* [DATASET RECORDS]
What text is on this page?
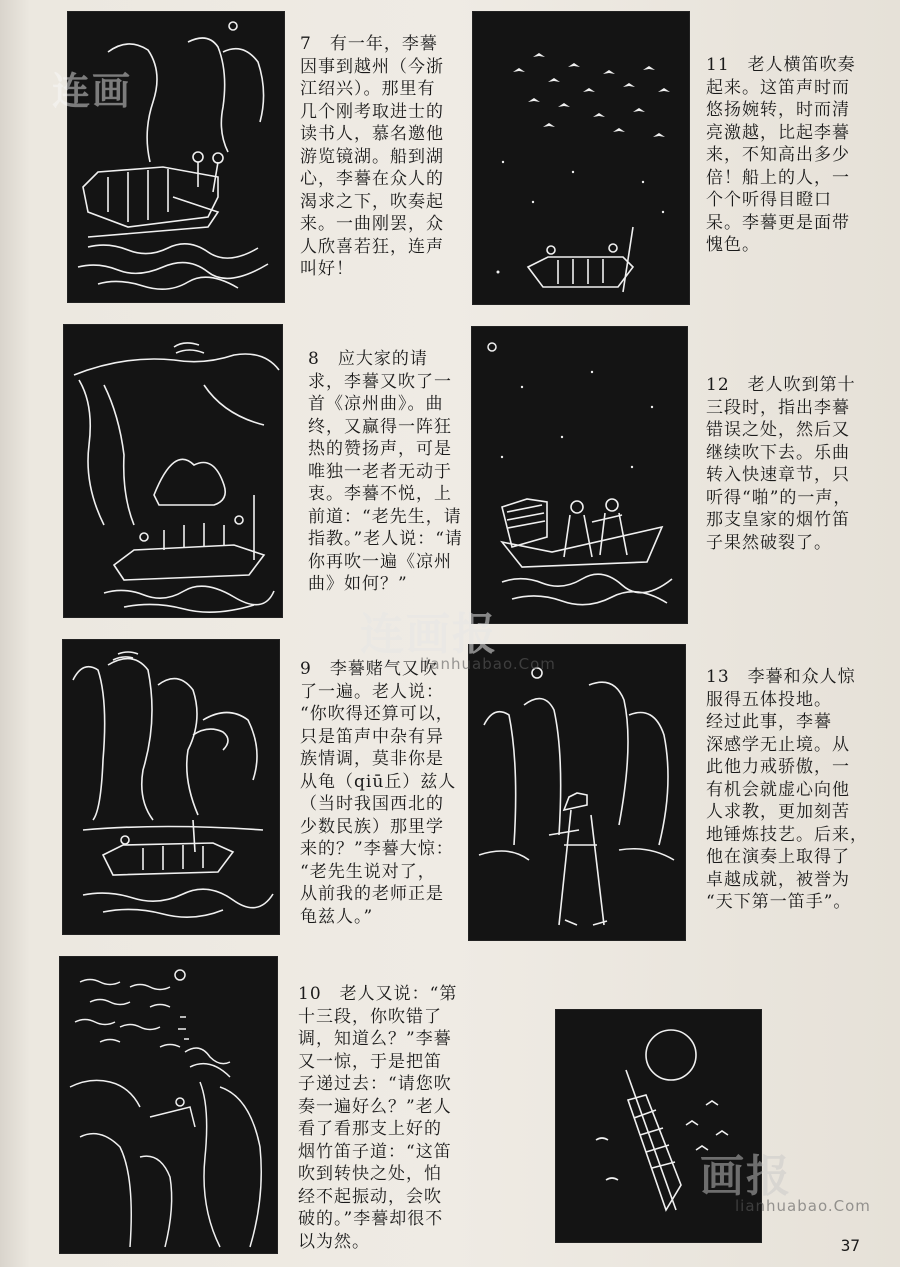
7　有一年，李謩
因事到越州（今浙
江绍兴）。那里有
几个刚考取进士的
读书人，慕名邀他
游览镜湖。船到湖
心，李謩在众人的
渴求之下，吹奏起
来。一曲刚罢，众
人欣喜若狂，连声
叫好！
8　应大家的请
求，李謩又吹了一
首《凉州曲》。曲
终，又赢得一阵狂
热的赞扬声，可是
唯独一老者无动于
衷。李謩不悦，上
前道：“老先生，请
指教。”老人说：“请
你再吹一遍《凉州
曲》如何？”
9　李謩赌气又吹
了一遍。老人说：
“你吹得还算可以，
只是笛声中杂有异
族情调，莫非你是
从龟（qiū丘）兹人
（当时我国西北的
少数民族）那里学
来的？”李謩大惊：
“老先生说对了，
从前我的老师正是
龟兹人。”
10　老人又说：“第
十三段，你吹错了
调，知道么？”李謩
又一惊，于是把笛
子递过去：“请您吹
奏一遍好么？”老人
看了看那支上好的
烟竹笛子道：“这笛
吹到转快之处，怕
经不起振动，会吹
破的。”李謩却很不
以为然。
11　老人横笛吹奏
起来。这笛声时而
悠扬婉转，时而清
亮激越，比起李謩
来，不知高出多少
倍！船上的人，一
个个听得目瞪口
呆。李謩更是面带
愧色。
12　老人吹到第十
三段时，指出李謩
错误之处，然后又
继续吹下去。乐曲
转入快速章节，只
听得“啪”的一声，
那支皇家的烟竹笛
子果然破裂了。
13　李謩和众人惊
服得五体投地。
经过此事，李謩
深感学无止境。从
此他力戒骄傲，一
有机会就虚心向他
人求教，更加刻苦
地锤炼技艺。后来，
他在演奏上取得了
卓越成就，被誉为
“天下第一笛手”。
连画
连画报
lianhuabao.Com
画报
lianhuabao.Com
37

* [THE EXERCISE]
Skip the pictures and transcribe the rest of the records exactly.

* [RESULT FOR THIS TASK]
What text is on this page?
7　有一年，李謩
因事到越州（今浙
江绍兴）。那里有
几个刚考取进士的
读书人，慕名邀他
游览镜湖。船到湖
心，李謩在众人的
渴求之下，吹奏起
来。一曲刚罢，众
人欣喜若狂，连声
叫好！
8　应大家的请
求，李謩又吹了一
首《凉州曲》。曲
终，又赢得一阵狂
热的赞扬声，可是
唯独一老者无动于
衷。李謩不悦，上
前道：“老先生，请
指教。”老人说：“请
你再吹一遍《凉州
曲》如何？”
9　李謩赌气又吹
了一遍。老人说：
“你吹得还算可以，
只是笛声中杂有异
族情调，莫非你是
从龟（qiū丘）兹人
（当时我国西北的
少数民族）那里学
来的？”李謩大惊：
“老先生说对了，
从前我的老师正是
龟兹人。”
10　老人又说：“第
十三段，你吹错了
调，知道么？”李謩
又一惊，于是把笛
子递过去：“请您吹
奏一遍好么？”老人
看了看那支上好的
烟竹笛子道：“这笛
吹到转快之处，怕
经不起振动，会吹
破的。”李謩却很不
以为然。
11　老人横笛吹奏
起来。这笛声时而
悠扬婉转，时而清
亮激越，比起李謩
来，不知高出多少
倍！船上的人，一
个个听得目瞪口
呆。李謩更是面带
愧色。
12　老人吹到第十
三段时，指出李謩
错误之处，然后又
继续吹下去。乐曲
转入快速章节，只
听得“啪”的一声，
那支皇家的烟竹笛
子果然破裂了。
13　李謩和众人惊
服得五体投地。
经过此事，李謩
深感学无止境。从
此他力戒骄傲，一
有机会就虚心向他
人求教，更加刻苦
地锤炼技艺。后来，
他在演奏上取得了
卓越成就，被誉为
“天下第一笛手”。
连画
连画报
lianhuabao.Com
画报
lianhuabao.Com
37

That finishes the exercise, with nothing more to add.